Task description
Return each line holding the string "Area".

Dataset extract
►

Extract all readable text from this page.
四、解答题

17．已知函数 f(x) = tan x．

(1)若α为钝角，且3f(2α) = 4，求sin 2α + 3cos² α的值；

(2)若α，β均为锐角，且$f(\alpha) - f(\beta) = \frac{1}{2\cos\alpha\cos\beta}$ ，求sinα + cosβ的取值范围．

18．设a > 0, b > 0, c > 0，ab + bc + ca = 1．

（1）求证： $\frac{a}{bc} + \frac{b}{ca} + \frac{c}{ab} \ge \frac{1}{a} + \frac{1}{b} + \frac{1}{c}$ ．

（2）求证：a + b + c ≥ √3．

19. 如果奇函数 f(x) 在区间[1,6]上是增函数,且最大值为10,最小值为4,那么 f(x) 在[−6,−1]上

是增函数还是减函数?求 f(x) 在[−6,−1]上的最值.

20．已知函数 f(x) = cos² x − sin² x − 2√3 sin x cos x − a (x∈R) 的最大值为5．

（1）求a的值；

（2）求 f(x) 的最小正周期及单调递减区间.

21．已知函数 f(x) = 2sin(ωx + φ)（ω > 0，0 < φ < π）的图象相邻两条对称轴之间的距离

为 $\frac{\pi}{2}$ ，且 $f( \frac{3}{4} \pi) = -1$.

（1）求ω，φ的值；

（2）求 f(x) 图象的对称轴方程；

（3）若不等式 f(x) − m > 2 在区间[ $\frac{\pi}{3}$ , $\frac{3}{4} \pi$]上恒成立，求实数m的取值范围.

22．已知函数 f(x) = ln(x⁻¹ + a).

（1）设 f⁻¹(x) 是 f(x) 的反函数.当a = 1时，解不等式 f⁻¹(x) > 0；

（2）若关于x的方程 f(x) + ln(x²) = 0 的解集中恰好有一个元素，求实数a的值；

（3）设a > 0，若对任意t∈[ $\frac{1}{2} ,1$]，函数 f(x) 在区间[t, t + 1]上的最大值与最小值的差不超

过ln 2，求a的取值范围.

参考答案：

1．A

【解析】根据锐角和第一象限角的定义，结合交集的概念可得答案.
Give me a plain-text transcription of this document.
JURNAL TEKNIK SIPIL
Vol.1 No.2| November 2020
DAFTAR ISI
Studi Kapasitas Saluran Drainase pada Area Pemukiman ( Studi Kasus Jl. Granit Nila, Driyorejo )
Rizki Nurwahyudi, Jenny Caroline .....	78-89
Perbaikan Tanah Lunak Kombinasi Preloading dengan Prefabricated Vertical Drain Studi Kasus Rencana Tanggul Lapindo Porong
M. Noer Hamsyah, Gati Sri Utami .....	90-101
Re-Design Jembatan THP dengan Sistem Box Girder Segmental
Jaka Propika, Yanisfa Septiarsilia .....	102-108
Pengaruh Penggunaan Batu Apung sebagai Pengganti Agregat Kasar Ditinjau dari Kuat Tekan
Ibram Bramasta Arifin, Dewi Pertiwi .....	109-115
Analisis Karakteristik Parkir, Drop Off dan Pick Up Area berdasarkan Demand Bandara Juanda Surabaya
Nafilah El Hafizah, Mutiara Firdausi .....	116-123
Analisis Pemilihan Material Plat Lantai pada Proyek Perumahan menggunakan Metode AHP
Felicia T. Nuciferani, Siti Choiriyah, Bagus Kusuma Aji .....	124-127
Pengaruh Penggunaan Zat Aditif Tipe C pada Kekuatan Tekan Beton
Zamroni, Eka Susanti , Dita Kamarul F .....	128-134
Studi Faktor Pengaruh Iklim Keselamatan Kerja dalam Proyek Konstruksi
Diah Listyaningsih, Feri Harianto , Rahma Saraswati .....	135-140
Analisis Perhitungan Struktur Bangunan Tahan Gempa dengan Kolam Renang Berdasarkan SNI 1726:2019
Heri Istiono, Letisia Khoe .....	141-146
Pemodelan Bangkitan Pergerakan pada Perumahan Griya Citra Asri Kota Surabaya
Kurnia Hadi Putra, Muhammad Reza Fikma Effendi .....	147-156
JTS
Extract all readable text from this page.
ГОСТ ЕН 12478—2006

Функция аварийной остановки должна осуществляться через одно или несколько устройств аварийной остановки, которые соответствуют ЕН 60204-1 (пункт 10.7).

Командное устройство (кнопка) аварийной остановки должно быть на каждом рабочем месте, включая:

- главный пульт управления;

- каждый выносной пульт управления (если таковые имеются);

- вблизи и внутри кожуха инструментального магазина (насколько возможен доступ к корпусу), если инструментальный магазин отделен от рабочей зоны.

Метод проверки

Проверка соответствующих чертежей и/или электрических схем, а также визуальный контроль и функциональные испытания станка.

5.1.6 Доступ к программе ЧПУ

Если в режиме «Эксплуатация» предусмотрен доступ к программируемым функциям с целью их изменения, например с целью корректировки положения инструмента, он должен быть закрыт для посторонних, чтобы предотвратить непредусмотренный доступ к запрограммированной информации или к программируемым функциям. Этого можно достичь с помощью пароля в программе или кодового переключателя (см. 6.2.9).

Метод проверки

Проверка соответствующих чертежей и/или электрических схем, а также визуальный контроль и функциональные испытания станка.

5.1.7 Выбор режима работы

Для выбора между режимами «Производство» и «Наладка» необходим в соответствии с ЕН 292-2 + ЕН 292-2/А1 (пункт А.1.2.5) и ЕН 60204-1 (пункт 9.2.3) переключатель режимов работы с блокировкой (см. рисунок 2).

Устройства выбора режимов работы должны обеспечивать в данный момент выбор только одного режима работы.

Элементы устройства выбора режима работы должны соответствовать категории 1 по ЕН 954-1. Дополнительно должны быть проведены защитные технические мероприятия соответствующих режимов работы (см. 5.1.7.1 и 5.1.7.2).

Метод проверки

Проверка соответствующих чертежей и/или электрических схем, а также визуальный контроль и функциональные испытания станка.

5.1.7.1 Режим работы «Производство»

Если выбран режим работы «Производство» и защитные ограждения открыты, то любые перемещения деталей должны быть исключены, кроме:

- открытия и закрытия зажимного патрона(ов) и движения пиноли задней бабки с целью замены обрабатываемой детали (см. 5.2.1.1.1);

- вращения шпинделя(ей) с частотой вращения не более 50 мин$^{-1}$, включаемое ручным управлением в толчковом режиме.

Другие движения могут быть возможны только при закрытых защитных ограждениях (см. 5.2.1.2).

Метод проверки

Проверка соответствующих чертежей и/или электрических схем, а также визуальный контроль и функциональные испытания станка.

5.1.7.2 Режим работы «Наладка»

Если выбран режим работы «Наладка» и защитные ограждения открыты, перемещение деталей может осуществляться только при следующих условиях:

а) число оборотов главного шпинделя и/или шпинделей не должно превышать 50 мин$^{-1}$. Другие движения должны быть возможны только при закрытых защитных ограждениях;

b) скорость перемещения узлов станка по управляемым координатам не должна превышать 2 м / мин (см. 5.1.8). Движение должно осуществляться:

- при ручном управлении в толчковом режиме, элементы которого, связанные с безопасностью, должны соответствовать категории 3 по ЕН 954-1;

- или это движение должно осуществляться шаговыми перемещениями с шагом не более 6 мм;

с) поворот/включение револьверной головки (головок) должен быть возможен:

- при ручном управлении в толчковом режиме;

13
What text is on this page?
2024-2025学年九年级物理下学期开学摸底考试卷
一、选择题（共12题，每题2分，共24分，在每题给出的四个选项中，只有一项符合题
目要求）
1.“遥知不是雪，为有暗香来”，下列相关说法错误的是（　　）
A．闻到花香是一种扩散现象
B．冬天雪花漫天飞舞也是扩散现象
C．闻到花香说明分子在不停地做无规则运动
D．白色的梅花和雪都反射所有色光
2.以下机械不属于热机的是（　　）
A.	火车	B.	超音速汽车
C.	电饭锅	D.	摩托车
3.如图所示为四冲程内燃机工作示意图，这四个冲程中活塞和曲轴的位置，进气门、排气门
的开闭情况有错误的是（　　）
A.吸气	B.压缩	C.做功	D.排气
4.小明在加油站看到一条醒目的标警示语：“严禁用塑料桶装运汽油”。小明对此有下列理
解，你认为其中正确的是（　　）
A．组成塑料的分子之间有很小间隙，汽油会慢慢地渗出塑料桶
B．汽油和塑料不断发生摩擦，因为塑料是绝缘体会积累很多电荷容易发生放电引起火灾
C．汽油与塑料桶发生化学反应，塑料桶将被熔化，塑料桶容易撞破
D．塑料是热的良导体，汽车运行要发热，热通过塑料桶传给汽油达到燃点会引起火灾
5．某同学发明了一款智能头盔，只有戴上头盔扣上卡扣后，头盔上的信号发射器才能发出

◄

Solution to this problem
Studi Kapasitas Saluran Drainase pada Area Pemukiman ( Studi Kasus Jl. Granit Nila, Driyorejo )
Analisis Karakteristik Parkir, Drop Off dan Pick Up Area berdasarkan Demand Bandara Juanda Surabaya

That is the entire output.